>> Begin WORKING DATA

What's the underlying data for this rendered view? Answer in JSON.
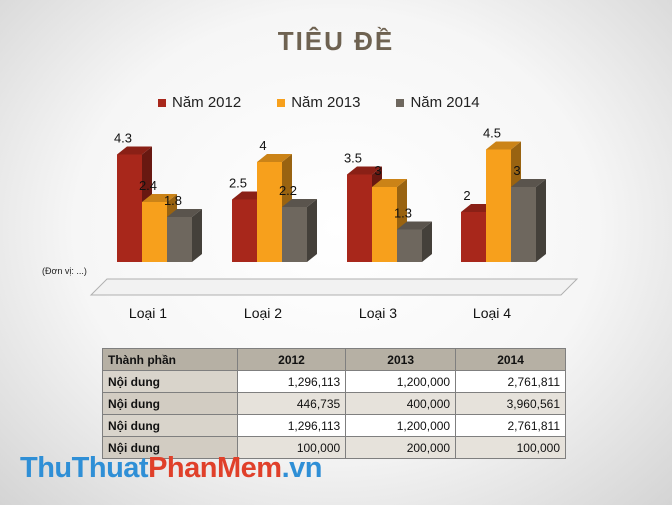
{
  "slide": {
    "title": "TIÊU ĐỀ",
    "unit_note": "(Đơn vị: ...)"
  },
  "chart_data": {
    "type": "bar",
    "title": "TIÊU ĐỀ",
    "categories": [
      "Loại 1",
      "Loại 2",
      "Loại 3",
      "Loại 4"
    ],
    "series": [
      {
        "name": "Năm 2012",
        "values": [
          4.3,
          2.5,
          3.5,
          2
        ],
        "color": "#a8271b"
      },
      {
        "name": "Năm 2013",
        "values": [
          2.4,
          4,
          3,
          4.5
        ],
        "color": "#f7a01c"
      },
      {
        "name": "Năm 2014",
        "values": [
          1.8,
          2.2,
          1.3,
          3
        ],
        "color": "#6e675e"
      }
    ],
    "ylim": [
      0,
      5
    ],
    "grid": false,
    "legend_position": "top",
    "three_d": true
  },
  "table": {
    "headers": [
      "Thành phần",
      "2012",
      "2013",
      "2014"
    ],
    "rows": [
      [
        "Nội dung",
        "1,296,113",
        "1,200,000",
        "2,761,811"
      ],
      [
        "Nội dung",
        "446,735",
        "400,000",
        "3,960,561"
      ],
      [
        "Nội dung",
        "1,296,113",
        "1,200,000",
        "2,761,811"
      ],
      [
        "Nội dung",
        "100,000",
        "200,000",
        "100,000"
      ]
    ]
  },
  "watermark": {
    "part1": "ThuThuat",
    "part2": "PhanMem",
    "part3": ".vn"
  }
}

>> End WORKING DATA

Extract each line from the entries above that contains the string "color".

CORRECT RESULT.
        "color": "#a8271b"
        "color": "#f7a01c"
        "color": "#6e675e"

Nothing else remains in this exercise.